* Begin Material for the task *
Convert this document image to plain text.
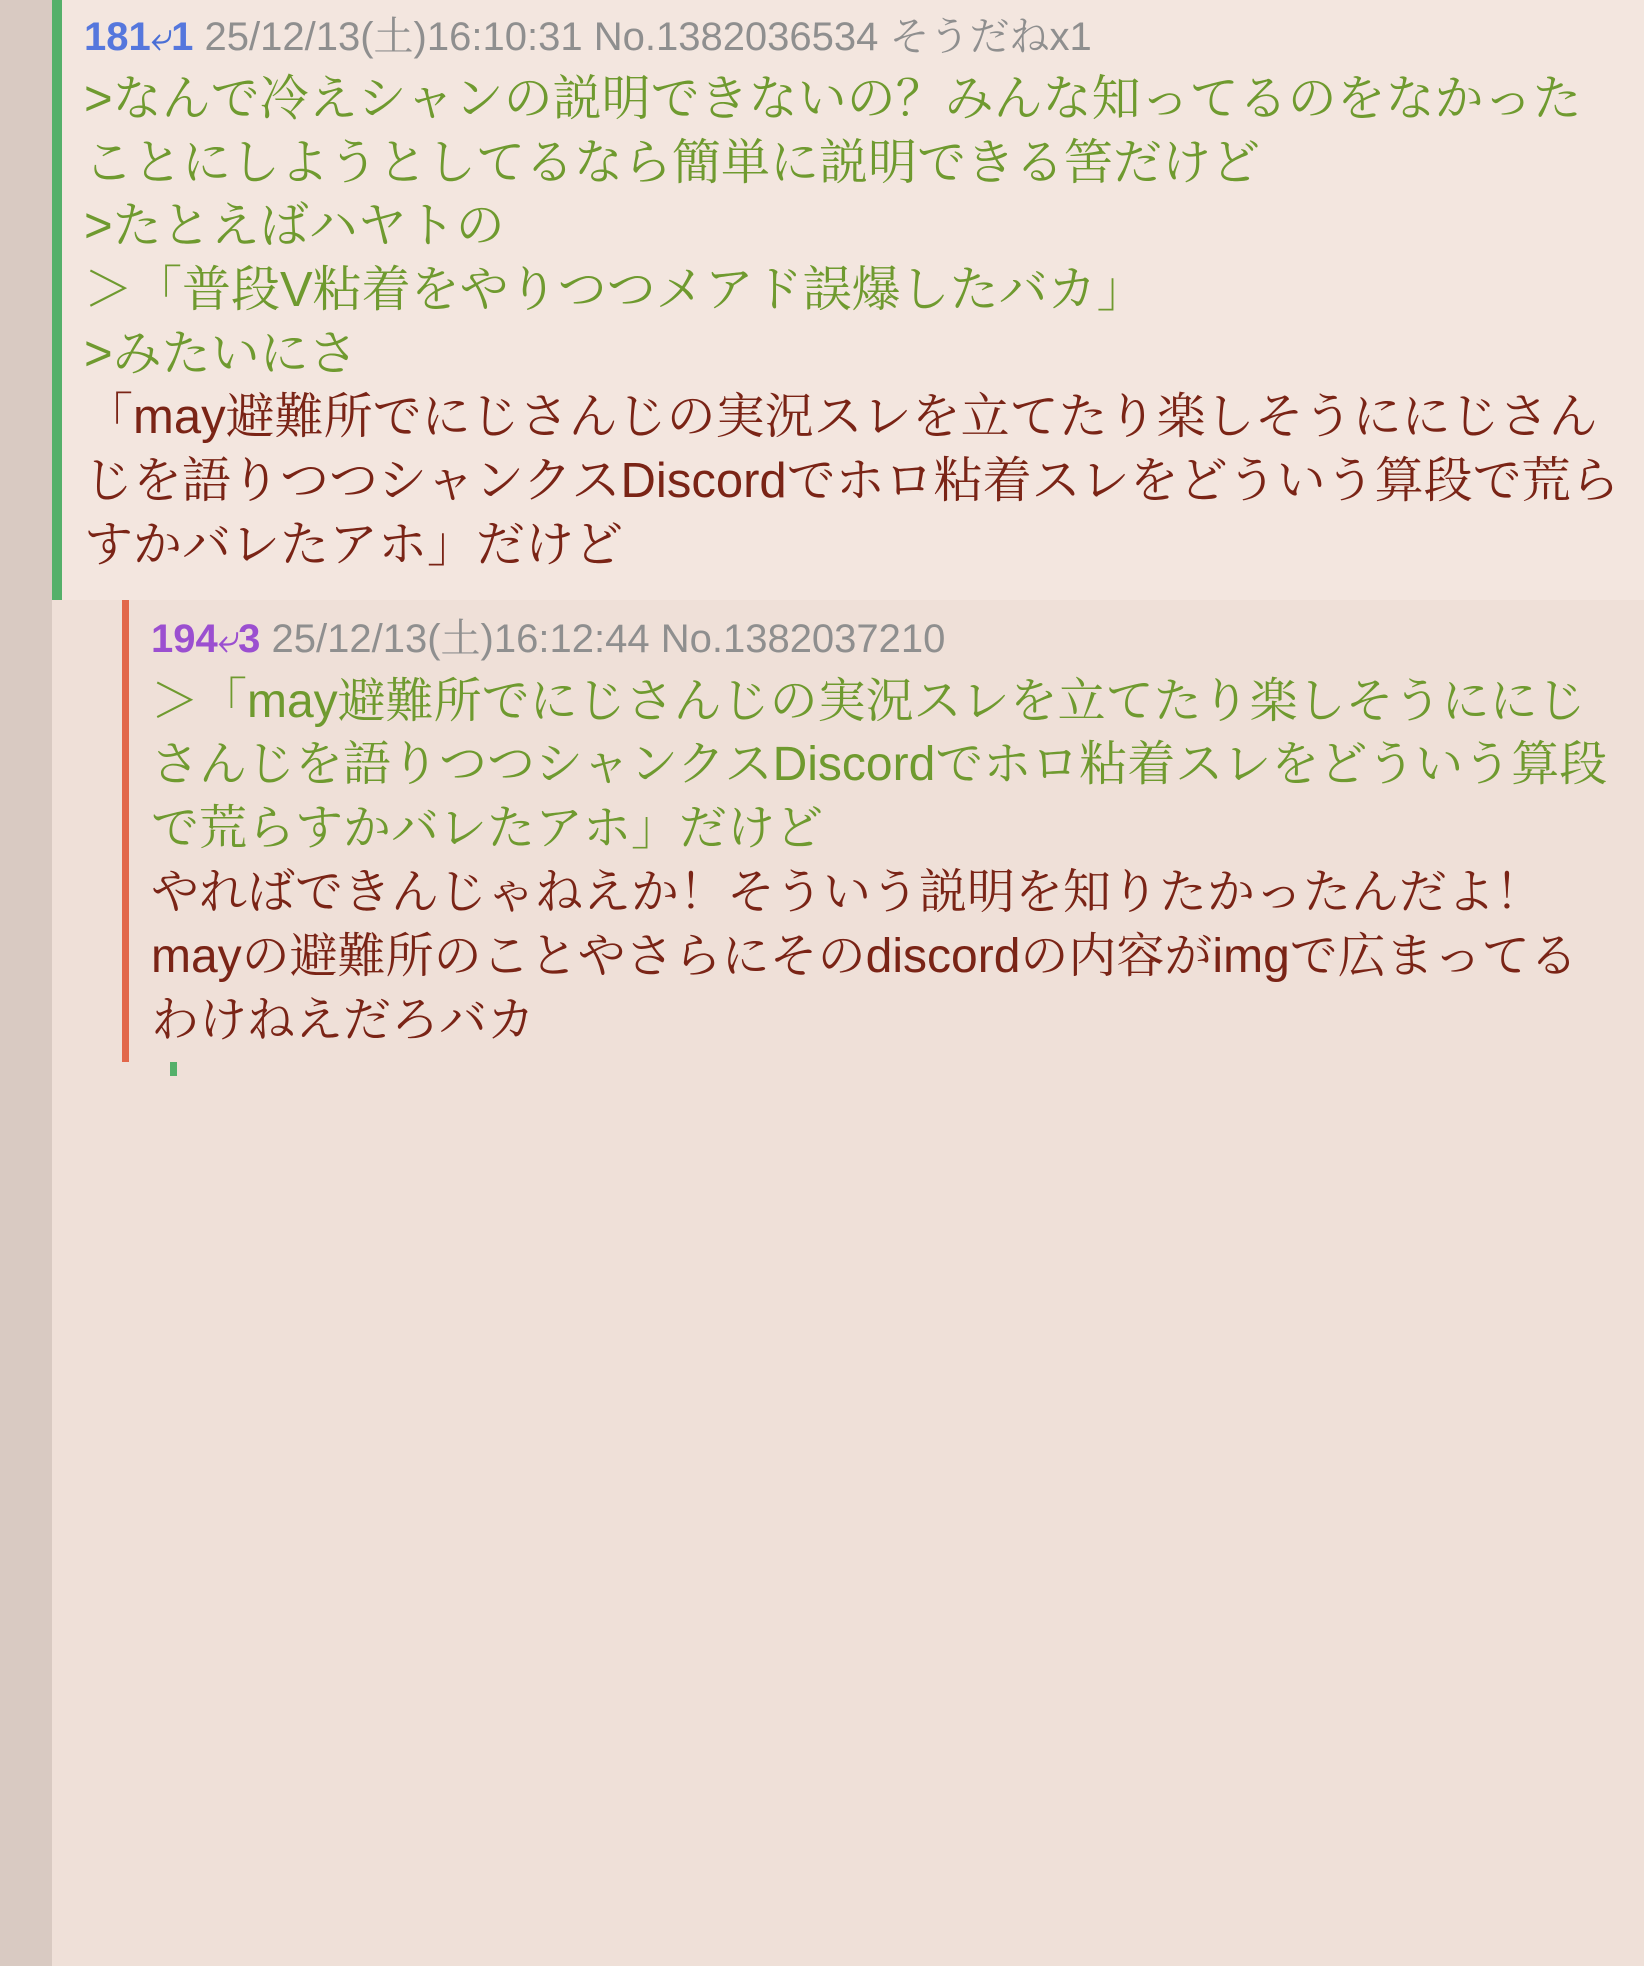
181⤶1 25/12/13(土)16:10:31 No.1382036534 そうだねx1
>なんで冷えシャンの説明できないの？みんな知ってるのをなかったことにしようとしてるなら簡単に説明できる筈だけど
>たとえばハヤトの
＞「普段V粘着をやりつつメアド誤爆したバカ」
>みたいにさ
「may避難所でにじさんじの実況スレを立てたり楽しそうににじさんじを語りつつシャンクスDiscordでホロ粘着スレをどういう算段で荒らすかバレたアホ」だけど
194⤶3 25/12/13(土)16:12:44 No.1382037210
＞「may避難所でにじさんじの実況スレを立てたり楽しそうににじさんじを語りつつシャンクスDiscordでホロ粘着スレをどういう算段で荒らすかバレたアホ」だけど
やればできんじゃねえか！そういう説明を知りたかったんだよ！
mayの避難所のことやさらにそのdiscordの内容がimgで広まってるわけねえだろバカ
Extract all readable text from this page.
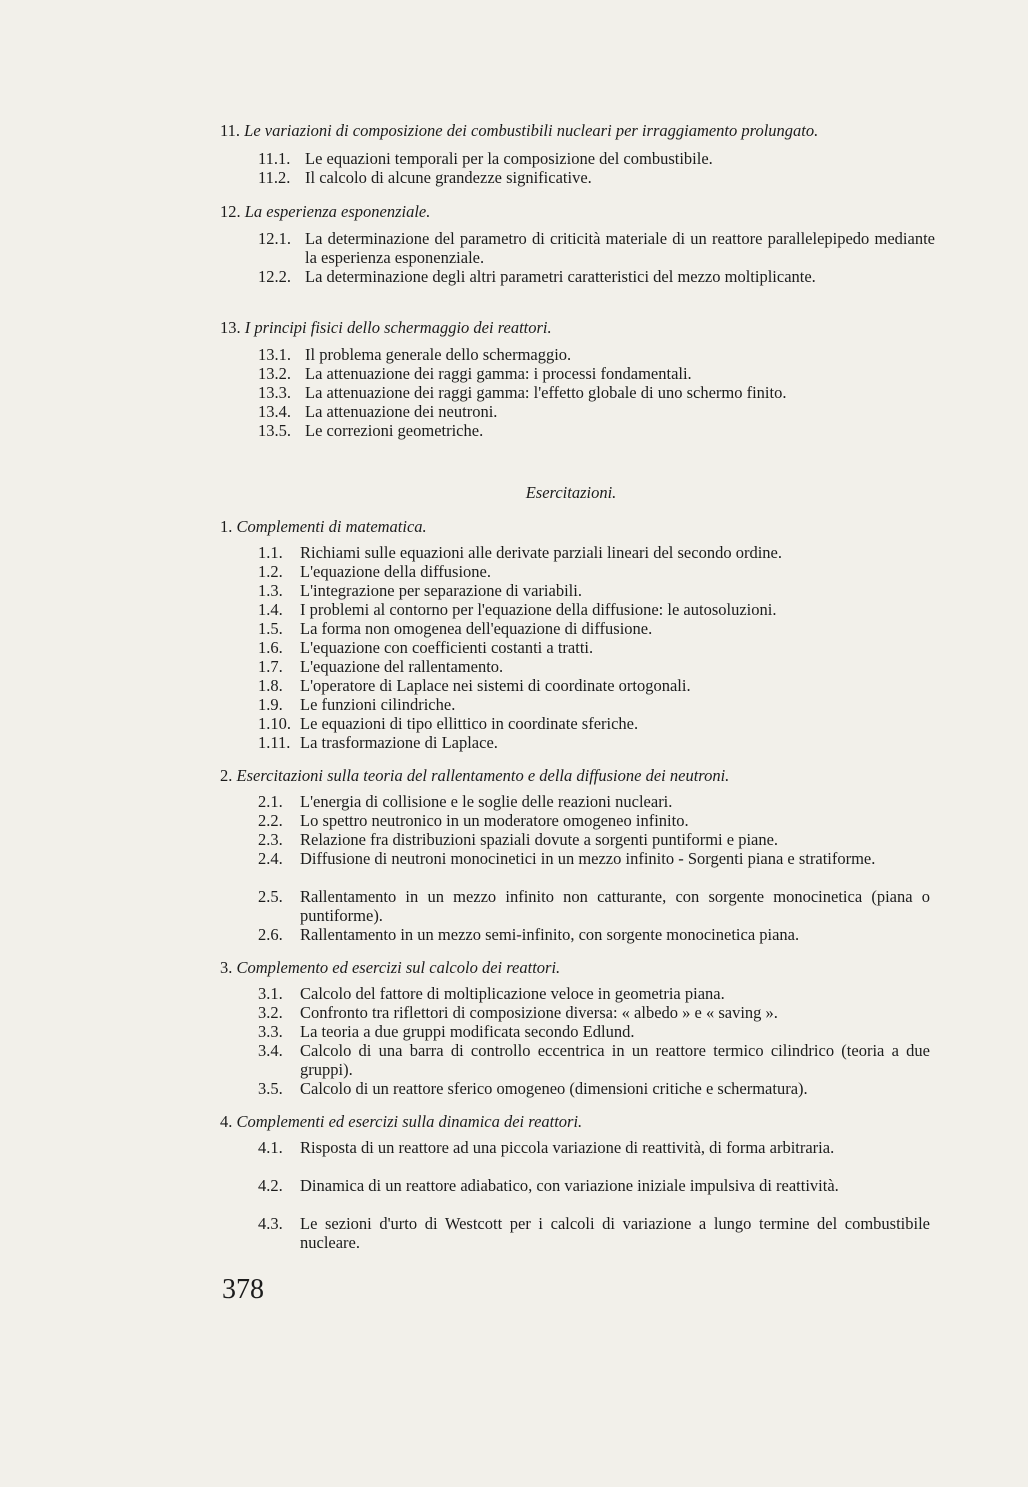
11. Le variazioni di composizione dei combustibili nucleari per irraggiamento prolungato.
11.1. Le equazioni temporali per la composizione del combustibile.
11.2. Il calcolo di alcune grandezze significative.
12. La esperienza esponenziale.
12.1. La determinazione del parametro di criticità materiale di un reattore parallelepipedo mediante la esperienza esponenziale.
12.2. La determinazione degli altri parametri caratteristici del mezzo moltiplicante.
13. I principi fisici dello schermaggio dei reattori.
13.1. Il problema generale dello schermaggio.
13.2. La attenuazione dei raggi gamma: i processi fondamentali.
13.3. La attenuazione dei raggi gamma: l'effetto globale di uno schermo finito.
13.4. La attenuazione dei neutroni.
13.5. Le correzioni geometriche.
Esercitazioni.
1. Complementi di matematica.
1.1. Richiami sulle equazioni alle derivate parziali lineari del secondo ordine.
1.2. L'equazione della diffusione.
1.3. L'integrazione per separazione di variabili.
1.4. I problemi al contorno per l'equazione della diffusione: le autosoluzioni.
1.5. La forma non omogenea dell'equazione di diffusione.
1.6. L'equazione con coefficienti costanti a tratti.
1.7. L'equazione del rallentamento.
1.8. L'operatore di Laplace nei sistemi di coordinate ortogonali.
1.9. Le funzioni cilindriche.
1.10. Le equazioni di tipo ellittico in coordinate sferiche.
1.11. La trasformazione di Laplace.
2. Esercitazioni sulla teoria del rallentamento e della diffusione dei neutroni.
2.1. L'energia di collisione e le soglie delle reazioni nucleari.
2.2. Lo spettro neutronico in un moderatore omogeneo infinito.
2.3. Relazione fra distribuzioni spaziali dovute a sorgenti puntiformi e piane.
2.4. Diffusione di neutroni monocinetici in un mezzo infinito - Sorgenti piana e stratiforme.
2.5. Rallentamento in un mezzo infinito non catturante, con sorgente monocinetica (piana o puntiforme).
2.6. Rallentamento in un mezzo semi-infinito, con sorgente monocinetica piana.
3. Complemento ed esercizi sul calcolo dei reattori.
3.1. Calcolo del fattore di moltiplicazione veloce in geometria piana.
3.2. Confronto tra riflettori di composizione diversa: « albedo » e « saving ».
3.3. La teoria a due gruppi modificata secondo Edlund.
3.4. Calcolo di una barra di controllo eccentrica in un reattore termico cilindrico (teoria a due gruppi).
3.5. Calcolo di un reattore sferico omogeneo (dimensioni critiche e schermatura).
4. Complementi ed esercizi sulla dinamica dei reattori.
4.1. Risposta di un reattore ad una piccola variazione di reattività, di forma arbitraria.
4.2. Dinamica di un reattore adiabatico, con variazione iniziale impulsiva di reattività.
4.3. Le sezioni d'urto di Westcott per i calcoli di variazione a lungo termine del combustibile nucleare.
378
* End Material for the task *
> [Aim] Output, exactly, all the records above; include no pictures.

> [The solution]
Convert this document image to plain text.
181⤶1 25/12/13(土)16:10:31 No.1382036534 そうだねx1
>なんで冷えシャンの説明できないの？みんな知ってるのをなかったことにしようとしてるなら簡単に説明できる筈だけど
>たとえばハヤトの
＞「普段V粘着をやりつつメアド誤爆したバカ」
>みたいにさ
「may避難所でにじさんじの実況スレを立てたり楽しそうににじさんじを語りつつシャンクスDiscordでホロ粘着スレをどういう算段で荒らすかバレたアホ」だけど
194⤶3 25/12/13(土)16:12:44 No.1382037210
＞「may避難所でにじさんじの実況スレを立てたり楽しそうににじさんじを語りつつシャンクスDiscordでホロ粘着スレをどういう算段で荒らすかバレたアホ」だけど
やればできんじゃねえか！そういう説明を知りたかったんだよ！
mayの避難所のことやさらにそのdiscordの内容がimgで広まってるわけねえだろバカ
Extract all readable text from this page.
11. Le variazioni di composizione dei combustibili nucleari per irraggiamento prolungato.
11.1. Le equazioni temporali per la composizione del combustibile.
11.2. Il calcolo di alcune grandezze significative.
12. La esperienza esponenziale.
12.1. La determinazione del parametro di criticità materiale di un reattore parallelepipedo mediante la esperienza esponenziale.
12.2. La determinazione degli altri parametri caratteristici del mezzo moltiplicante.
13. I principi fisici dello schermaggio dei reattori.
13.1. Il problema generale dello schermaggio.
13.2. La attenuazione dei raggi gamma: i processi fondamentali.
13.3. La attenuazione dei raggi gamma: l'effetto globale di uno schermo finito.
13.4. La attenuazione dei neutroni.
13.5. Le correzioni geometriche.
Esercitazioni.
1. Complementi di matematica.
1.1. Richiami sulle equazioni alle derivate parziali lineari del secondo ordine.
1.2. L'equazione della diffusione.
1.3. L'integrazione per separazione di variabili.
1.4. I problemi al contorno per l'equazione della diffusione: le autosoluzioni.
1.5. La forma non omogenea dell'equazione di diffusione.
1.6. L'equazione con coefficienti costanti a tratti.
1.7. L'equazione del rallentamento.
1.8. L'operatore di Laplace nei sistemi di coordinate ortogonali.
1.9. Le funzioni cilindriche.
1.10. Le equazioni di tipo ellittico in coordinate sferiche.
1.11. La trasformazione di Laplace.
2. Esercitazioni sulla teoria del rallentamento e della diffusione dei neutroni.
2.1. L'energia di collisione e le soglie delle reazioni nucleari.
2.2. Lo spettro neutronico in un moderatore omogeneo infinito.
2.3. Relazione fra distribuzioni spaziali dovute a sorgenti puntiformi e piane.
2.4. Diffusione di neutroni monocinetici in un mezzo infinito - Sorgenti piana e stratiforme.
2.5. Rallentamento in un mezzo infinito non catturante, con sorgente monocinetica (piana o puntiforme).
2.6. Rallentamento in un mezzo semi-infinito, con sorgente monocinetica piana.
3. Complemento ed esercizi sul calcolo dei reattori.
3.1. Calcolo del fattore di moltiplicazione veloce in geometria piana.
3.2. Confronto tra riflettori di composizione diversa: « albedo » e « saving ».
3.3. La teoria a due gruppi modificata secondo Edlund.
3.4. Calcolo di una barra di controllo eccentrica in un reattore termico cilindrico (teoria a due gruppi).
3.5. Calcolo di un reattore sferico omogeneo (dimensioni critiche e schermatura).
4. Complementi ed esercizi sulla dinamica dei reattori.
4.1. Risposta di un reattore ad una piccola variazione di reattività, di forma arbitraria.
4.2. Dinamica di un reattore adiabatico, con variazione iniziale impulsiva di reattività.
4.3. Le sezioni d'urto di Westcott per i calcoli di variazione a lungo termine del combustibile nucleare.
378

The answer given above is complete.